To do —
Would you please set down the entries below exactly as shown?

══ Information given ══

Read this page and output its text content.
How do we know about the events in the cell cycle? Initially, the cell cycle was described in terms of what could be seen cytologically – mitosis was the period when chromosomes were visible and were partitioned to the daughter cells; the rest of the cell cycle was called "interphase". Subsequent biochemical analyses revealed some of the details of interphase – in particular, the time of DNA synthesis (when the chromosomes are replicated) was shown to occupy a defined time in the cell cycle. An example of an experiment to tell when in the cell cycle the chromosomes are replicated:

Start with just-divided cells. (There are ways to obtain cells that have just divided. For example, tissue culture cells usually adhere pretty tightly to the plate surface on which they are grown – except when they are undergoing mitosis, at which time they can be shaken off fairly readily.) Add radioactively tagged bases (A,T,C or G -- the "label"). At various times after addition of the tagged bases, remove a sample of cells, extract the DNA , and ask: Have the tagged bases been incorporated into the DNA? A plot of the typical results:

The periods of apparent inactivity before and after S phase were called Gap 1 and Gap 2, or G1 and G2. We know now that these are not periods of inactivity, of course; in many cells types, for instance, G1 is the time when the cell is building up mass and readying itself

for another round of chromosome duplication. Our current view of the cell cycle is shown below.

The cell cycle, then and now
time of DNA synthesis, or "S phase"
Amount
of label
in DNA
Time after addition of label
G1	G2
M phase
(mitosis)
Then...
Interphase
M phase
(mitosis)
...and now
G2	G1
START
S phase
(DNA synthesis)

═══

Written reply —
Read this page and output its text content.
How do we know about the events in the cell cycle? Initially, the cell cycle was described in terms of what could be seen cytologically – mitosis was the period when chromosomes were visible and were partitioned to the daughter cells; the rest of the cell cycle was called "interphase". Subsequent biochemical analyses revealed some of the details of interphase – in particular, the time of DNA synthesis (when the chromosomes are replicated) was shown to occupy a defined time in the cell cycle. An example of an experiment to tell when in the cell cycle the chromosomes are replicated:

Start with just-divided cells. (There are ways to obtain cells that have just divided. For example, tissue culture cells usually adhere pretty tightly to the plate surface on which they are grown – except when they are undergoing mitosis, at which time they can be shaken off fairly readily.) Add radioactively tagged bases (A,T,C or G -- the "label"). At various times after addition of the tagged bases, remove a sample of cells, extract the DNA , and ask: Have the tagged bases been incorporated into the DNA? A plot of the typical results:

The periods of apparent inactivity before and after S phase were called Gap 1 and Gap 2, or G1 and G2. We know now that these are not periods of inactivity, of course; in many cells types, for instance, G1 is the time when the cell is building up mass and readying itself

for another round of chromosome duplication. Our current view of the cell cycle is shown below.

The cell cycle, then and now
time of DNA synthesis, or "S phase"
Amount
of label
in DNA
Time after addition of label
G1	G2
M phase
(mitosis)
Then...
Interphase
M phase
(mitosis)
...and now
G2	G1
START
S phase
(DNA synthesis)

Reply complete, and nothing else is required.